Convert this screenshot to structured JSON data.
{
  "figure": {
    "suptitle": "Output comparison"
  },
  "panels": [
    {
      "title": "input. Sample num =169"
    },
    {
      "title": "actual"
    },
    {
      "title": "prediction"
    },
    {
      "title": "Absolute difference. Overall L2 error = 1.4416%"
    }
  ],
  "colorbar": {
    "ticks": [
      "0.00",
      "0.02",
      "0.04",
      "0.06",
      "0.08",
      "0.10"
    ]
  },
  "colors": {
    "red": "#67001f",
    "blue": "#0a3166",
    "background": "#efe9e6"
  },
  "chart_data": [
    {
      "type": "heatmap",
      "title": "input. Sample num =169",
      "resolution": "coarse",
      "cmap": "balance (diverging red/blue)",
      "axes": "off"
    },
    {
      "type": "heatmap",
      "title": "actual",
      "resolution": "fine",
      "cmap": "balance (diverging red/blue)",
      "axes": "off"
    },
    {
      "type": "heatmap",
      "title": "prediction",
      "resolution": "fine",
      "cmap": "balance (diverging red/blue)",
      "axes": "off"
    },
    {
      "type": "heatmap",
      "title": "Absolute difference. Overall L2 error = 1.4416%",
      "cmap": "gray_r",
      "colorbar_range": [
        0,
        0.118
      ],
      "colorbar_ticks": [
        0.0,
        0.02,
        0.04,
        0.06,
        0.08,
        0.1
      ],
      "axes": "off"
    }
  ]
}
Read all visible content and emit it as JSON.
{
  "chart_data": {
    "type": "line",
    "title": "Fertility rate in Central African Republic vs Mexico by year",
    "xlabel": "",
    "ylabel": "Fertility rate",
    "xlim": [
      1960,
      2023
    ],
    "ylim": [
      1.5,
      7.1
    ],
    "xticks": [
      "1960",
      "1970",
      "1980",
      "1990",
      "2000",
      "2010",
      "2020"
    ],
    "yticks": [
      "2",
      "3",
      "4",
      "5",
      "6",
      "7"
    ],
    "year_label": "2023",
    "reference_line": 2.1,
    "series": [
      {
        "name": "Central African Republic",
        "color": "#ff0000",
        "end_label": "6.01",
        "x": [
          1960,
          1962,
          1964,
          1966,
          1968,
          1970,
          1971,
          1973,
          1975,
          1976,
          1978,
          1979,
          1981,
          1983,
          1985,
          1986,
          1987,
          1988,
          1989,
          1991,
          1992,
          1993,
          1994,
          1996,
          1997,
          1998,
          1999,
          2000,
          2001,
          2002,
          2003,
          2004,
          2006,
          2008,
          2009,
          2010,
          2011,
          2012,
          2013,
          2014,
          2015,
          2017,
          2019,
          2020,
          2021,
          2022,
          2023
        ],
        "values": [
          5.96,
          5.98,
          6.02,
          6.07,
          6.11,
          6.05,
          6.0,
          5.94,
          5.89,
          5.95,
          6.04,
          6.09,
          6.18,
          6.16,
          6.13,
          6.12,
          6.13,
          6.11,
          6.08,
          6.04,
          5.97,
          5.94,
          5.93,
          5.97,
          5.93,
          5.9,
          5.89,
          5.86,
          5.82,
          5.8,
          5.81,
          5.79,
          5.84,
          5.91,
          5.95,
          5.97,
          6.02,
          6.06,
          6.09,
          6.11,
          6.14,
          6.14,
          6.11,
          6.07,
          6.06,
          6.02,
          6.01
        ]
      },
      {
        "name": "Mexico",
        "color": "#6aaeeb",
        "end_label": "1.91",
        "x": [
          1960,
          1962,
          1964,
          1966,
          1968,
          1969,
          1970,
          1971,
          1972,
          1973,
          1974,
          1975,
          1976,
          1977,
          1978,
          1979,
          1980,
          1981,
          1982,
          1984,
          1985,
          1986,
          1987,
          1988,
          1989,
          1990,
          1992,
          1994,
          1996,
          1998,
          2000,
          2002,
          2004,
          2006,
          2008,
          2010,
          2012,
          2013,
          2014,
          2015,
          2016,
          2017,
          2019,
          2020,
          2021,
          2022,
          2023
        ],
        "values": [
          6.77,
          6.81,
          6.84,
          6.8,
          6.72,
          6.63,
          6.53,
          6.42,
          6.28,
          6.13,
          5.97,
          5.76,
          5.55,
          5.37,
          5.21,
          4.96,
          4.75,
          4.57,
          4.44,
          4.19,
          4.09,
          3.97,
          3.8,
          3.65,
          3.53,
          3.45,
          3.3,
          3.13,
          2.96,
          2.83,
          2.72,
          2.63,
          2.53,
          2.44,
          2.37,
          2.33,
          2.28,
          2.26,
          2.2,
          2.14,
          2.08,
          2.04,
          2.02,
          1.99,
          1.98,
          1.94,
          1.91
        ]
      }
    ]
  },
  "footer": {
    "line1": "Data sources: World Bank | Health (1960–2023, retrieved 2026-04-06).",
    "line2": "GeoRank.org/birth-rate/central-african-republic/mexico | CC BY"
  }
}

____________________

**Instruction:** Give back only a number, the number of lines where the string "prediction" occurs.

**Result of the exercise:** 2